• Excerpt to read
(begin)

On Sunday evening, President and Sister Oaks delivered a worldwide devotional addressed to LDS young adults and older youth. A write-up with quotations from the address is found at the Newsroom, along with a video box to view the entire presentation. I’m not going to dive in the deep end, just splash around a bit with a couple of ongoing issues. For a fuller discussion of these topics, go read an earlier W&T post by hawkgrrrl, “Binary Gender Theology in a Non-Binary World.” Really, go read it — it discusses details I won’t get into. But that’s a great title, and it still applies. As evident from Sunday’s presentation, Pres. Oaks is still struggling to make a non-binary world fit into LDS binary gender theology.

First, an aside. Let me point out one challenge the LDS Church faces in formulating and stating a policy for these various issues and for modifying that policy as circumstances change. While there are Mormon denominations that have split off from the main body of the LDS Church, it’s still the case that most Mormons are LDS Mormons and the church structure is hierarchical and correlated. That’s a real contrast to church governance in more decentralized Protestant churches. Imagine, if you would, a greeter at the door of a large megachurch, responding to various questions visitors pose. Yes, sir, there is a Black evangelical church, two miles down Main Street. To another: Of course gay Christians are welcome here, but if you want a church that offers a focused gay ministry, try the Rainbow Church over on Hillside Avenue. Insert various other responses of your choosing. I’ll bet an experienced evangelical greeter could even point out an evangelical church for recovering Mormons.

For the most part, those options don’t exist in the LDS Church. If you are Black or gay or a recovering Mormon, your city or town likely doesn’t offer an LDS congregation that specializes in your particular circumstances or faith challenges. If you are lucky enough to find such a congregation (there are a few, I’ve heard) the doctrine doesn’t change, just the packaging. So when LDS leaders formulate policy on new issues, they really do need a one-size fits all policy or doctrine. That’s a big challenge. You can stretch a policy or doctrine here and bend it a little there, but it just won’t stretch far enough to comfortably fit the increasing diversity (along so many axes) of 21st century Western society. They can’t keep everyone happy all the time. The best they can do (even if you grant they are sincerely trying) is to keep some of the people happy most of the time.

(end)

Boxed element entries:
(begin)

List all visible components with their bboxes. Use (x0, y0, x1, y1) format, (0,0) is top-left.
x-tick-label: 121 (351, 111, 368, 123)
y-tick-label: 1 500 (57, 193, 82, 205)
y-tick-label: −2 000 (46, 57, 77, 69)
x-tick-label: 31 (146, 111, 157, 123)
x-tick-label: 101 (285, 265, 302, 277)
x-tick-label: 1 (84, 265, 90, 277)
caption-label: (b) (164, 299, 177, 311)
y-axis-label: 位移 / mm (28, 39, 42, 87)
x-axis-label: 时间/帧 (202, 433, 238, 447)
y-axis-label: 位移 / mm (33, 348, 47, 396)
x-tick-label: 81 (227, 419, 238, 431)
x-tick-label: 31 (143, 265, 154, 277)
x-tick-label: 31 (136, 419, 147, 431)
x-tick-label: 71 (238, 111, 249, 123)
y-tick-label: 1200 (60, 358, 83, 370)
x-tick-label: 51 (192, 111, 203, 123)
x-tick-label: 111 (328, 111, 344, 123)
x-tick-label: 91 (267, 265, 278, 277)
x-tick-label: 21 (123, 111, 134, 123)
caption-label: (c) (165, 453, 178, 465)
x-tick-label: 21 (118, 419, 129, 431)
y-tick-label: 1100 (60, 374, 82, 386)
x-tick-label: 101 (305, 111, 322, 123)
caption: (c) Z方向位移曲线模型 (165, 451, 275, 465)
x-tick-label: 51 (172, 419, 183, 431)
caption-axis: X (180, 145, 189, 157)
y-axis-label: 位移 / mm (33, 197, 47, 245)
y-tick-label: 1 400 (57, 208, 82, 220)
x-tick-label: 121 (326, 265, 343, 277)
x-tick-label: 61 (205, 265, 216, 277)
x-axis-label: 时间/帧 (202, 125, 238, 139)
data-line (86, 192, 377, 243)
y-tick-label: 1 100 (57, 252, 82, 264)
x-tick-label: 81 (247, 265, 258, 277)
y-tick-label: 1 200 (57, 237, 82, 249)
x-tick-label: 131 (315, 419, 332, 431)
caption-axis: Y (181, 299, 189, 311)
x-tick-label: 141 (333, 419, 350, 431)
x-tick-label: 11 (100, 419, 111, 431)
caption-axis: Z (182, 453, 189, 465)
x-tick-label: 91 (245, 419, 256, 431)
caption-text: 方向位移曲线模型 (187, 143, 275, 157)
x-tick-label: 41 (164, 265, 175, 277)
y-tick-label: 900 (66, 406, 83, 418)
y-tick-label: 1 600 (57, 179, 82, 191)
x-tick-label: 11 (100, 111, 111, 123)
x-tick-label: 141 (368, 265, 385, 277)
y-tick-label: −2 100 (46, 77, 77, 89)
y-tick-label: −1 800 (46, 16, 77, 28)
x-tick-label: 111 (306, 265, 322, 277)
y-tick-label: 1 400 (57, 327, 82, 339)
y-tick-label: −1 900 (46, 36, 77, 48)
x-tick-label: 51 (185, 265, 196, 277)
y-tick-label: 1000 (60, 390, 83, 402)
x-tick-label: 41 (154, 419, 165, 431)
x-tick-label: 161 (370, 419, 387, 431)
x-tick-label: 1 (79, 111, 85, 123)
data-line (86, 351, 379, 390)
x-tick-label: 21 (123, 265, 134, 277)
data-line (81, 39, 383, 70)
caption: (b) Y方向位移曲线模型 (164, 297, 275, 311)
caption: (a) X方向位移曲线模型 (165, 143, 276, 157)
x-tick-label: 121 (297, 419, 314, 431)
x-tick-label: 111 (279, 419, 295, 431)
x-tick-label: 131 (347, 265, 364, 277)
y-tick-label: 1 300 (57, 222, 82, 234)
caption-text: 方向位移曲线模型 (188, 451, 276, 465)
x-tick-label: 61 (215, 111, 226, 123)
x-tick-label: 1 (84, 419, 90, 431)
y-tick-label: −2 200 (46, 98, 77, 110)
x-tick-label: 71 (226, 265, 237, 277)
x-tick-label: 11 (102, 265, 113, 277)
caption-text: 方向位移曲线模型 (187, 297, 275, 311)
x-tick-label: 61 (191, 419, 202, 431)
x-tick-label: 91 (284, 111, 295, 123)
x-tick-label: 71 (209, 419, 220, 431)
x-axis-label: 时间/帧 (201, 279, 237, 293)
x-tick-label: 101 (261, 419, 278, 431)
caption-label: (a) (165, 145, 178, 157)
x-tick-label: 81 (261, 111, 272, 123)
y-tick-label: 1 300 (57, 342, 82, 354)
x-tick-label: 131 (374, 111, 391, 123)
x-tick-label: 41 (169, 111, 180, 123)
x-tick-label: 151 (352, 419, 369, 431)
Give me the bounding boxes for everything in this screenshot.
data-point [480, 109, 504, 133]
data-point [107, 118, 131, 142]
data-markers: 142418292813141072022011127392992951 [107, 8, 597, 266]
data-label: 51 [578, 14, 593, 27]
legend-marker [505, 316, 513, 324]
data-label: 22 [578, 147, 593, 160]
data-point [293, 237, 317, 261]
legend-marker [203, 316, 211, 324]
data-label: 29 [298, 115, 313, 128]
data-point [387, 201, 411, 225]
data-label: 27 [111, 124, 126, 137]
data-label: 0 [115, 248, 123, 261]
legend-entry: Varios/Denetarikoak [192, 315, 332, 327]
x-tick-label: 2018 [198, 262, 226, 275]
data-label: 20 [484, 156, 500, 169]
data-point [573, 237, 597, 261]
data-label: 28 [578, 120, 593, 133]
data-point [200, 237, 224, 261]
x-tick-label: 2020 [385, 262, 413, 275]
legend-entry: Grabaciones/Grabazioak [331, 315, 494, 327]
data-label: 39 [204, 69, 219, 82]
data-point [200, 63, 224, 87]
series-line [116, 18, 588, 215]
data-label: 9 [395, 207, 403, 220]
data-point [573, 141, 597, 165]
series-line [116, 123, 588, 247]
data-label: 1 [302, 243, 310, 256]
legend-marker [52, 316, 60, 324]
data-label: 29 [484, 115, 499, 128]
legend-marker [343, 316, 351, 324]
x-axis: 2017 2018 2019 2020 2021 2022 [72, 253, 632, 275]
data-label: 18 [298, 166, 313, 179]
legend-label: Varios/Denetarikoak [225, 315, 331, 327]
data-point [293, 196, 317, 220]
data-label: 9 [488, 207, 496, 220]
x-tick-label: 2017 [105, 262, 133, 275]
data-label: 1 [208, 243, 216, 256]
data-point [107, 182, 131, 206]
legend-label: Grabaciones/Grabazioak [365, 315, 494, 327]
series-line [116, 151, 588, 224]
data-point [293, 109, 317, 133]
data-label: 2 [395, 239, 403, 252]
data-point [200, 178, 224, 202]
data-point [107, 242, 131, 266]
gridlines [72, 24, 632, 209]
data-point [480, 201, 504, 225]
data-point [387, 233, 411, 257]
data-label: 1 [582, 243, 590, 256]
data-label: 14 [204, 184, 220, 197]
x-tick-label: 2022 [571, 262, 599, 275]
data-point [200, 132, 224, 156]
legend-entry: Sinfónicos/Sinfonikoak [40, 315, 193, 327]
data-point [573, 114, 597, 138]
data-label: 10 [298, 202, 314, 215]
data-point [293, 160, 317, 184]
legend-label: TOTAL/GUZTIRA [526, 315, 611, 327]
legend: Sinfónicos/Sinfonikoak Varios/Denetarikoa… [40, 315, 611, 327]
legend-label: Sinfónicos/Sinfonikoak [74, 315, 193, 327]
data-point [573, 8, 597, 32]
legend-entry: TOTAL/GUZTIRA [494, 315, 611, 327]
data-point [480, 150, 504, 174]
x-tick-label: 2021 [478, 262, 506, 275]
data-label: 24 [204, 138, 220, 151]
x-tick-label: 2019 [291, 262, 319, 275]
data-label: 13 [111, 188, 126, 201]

(end)

• What this exercise asks
[1] In the post on the Oaks devotional, what is the title of the earlier W&T post by hawkgrrrl?
[2] Carry the post on the Oaks devotional forward from its final sentence.

• Answers for the tasks
[1] "Binary Gender Theology in a Non-Binary World."

[2]
End of aside. Now let’s look at what Pres. Oaks said on Sunday night. Quotes from the article are in block quotes, with direct quotes of Pres. Oaks in quotation marks in the quote box. Underlining added.

“Whatever our own variations in the diversity of our Father in Heaven’s creations, He loves all of us, and His perfect plan of happiness has a place for all,” President Oaks said. “We show our love for Him by keeping His commandments, including love for His children.”

That’s the first step forward, trying to walk back a bit earlier remarks by Oaks that left most listeners thinking there is serious tension between the two great commandments “love God” and “love your neighbor.”

President Oaks urged his audience to live the commandments of love and law “in a more complete way. Anyone who does not treat individuals who face gender identity challenges with love and dignity is not aligned with the teachings of the first and second great commandments.”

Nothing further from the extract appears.